■ Reading passage ■

      sitakanta

      (April 2, 2012 - 1:55 pm)

      I think privacy and security will be more important on mobile than desktop. That is because we store more private information on mobiles. More importantly if this issue is not resolved, people will be skeptical about installing new apps. That in turn will hurt android as a platform.

      sushant

      (August 21, 2012 - 12:42 pm)

      hi, I have a keen interest in android development. I have joined android development course. Is there a scope for job?

    sid

    (April 1, 2012 - 8:58 am)

    Some arguments that i think the article missed:
    Actually its the oem’s and especially the carriers(in countries such as the US) that are making android so undesirable in view of software updates. Google has no control over them, as being the downside of opensource. Carriers have resisted the deployment of latest updates, like ics, on devices despite the oem’s trying hard. With meager market penetration of ics ,Google will actually HAVE TO slow the development and launching of the android’s next-in-line-iterations; not doing it, will increase fragmentation to a great level.
    Another important thing to note is the rising in popularity of custom rom’s. nowadays if you own an android phone and want to keep your phone updated to the latest os, rooting, modding and installing custom rom’s has become the defacto. And oem’s have started providing unlocked bootloaders for this purpose, hoping their device would garner some unofficial dev, because IT HAS become important.There is oem Xiomi that ships their phones with popular custom rom MIUI. So with time cm, aokp and the likes are gonna be wildly popular and will (unwantedly) become a necessity.

      sitakanta

      (April 2, 2012 - 1:57 pm)

■ Task prompt ■
Reproduce the comment thread on Android word for word, beginning at the words "(August 21, 2012" and stopping after "a great level.". Nothing in the records is needed here.

■ Extracted entries ■
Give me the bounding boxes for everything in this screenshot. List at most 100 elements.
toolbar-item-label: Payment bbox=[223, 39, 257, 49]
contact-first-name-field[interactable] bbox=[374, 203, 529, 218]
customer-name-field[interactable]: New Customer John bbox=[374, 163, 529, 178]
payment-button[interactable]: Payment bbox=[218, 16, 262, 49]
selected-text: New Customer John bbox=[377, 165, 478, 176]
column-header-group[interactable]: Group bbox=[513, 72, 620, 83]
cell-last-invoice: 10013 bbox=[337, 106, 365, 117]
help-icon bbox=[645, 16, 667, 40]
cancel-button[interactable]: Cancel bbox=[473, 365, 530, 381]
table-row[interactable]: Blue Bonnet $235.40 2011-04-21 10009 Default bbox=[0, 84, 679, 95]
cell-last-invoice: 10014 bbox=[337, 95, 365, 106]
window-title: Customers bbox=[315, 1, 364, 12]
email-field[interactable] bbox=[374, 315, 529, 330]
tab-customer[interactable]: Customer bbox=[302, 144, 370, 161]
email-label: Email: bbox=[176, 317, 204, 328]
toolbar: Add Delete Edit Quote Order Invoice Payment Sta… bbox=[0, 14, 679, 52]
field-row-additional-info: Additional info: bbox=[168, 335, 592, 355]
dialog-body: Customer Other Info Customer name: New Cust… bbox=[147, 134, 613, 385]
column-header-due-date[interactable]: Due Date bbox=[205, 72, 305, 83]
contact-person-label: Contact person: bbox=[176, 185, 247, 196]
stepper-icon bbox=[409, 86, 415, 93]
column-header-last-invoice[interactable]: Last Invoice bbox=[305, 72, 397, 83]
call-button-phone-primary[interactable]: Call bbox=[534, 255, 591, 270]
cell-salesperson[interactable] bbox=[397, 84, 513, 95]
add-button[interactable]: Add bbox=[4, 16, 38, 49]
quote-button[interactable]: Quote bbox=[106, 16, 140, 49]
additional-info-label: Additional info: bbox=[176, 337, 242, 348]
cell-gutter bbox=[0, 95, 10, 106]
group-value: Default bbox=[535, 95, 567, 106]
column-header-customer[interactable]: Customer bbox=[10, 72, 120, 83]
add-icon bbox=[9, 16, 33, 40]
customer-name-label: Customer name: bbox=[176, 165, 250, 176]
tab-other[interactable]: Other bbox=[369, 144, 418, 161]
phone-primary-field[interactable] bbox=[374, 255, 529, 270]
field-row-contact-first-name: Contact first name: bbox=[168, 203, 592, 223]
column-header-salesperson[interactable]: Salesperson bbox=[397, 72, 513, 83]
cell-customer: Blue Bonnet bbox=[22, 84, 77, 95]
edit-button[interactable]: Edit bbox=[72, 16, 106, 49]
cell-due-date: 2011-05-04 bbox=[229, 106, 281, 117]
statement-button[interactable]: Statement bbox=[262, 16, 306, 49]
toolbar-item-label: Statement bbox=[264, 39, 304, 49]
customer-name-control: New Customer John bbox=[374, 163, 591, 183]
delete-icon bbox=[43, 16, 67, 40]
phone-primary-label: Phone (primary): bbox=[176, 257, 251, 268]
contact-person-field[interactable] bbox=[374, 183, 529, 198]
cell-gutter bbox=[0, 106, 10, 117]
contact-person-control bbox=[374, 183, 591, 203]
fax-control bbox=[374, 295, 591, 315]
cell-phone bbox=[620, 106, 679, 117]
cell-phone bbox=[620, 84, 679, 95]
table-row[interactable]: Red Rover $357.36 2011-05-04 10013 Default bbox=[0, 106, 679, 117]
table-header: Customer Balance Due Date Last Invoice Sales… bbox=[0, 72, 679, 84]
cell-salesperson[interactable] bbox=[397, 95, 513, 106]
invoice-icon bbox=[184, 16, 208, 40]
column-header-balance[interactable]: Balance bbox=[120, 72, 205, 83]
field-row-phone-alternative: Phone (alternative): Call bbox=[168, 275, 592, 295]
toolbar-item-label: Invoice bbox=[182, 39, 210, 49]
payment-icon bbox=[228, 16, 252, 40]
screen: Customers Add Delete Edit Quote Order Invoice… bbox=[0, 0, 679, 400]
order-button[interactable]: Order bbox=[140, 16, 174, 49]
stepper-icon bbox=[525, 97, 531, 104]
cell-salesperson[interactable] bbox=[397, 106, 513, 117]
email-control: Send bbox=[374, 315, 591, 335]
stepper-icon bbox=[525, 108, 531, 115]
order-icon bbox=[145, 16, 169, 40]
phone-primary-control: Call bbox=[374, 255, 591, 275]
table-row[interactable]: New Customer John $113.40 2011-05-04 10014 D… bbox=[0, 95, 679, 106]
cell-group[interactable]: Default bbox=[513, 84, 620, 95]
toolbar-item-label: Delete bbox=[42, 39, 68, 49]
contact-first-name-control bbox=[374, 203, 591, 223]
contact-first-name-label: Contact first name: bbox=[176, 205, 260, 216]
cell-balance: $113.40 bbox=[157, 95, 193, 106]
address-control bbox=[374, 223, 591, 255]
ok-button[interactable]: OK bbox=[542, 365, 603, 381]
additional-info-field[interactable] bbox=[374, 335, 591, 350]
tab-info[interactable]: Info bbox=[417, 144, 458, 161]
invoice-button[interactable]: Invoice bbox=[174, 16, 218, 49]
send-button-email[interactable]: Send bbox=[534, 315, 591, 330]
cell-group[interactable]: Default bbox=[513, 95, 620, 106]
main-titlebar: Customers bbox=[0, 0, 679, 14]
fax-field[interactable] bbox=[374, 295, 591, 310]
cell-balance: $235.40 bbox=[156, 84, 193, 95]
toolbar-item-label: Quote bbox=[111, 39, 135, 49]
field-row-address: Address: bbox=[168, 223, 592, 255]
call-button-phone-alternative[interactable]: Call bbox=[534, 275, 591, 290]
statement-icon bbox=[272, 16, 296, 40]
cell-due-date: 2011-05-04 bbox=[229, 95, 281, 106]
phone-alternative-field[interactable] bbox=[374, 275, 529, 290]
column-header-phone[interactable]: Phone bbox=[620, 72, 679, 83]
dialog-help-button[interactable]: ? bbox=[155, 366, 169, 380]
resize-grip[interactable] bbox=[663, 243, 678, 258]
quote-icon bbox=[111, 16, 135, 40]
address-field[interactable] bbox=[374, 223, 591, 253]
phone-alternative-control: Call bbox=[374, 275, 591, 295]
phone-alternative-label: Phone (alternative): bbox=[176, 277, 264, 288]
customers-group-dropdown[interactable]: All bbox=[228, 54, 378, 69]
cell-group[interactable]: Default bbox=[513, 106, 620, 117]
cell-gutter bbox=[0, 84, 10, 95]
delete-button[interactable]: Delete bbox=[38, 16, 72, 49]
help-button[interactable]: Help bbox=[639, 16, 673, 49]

■ Result below ■
(August 21, 2012 - 12:42 pm)

      hi, I have a keen interest in android development. I have joined android development course. Is there a scope for job?

    sid

    (April 1, 2012 - 8:58 am)

    Some arguments that i think the article missed:
    Actually its the oem’s and especially the carriers(in countries such as the US) that are making android so undesirable in view of software updates. Google has no control over them, as being the downside of opensource. Carriers have resisted the deployment of latest updates, like ics, on devices despite the oem’s trying hard. With meager market penetration of ics ,Google will actually HAVE TO slow the development and launching of the android’s next-in-line-iterations; not doing it, will increase fragmentation to a great level.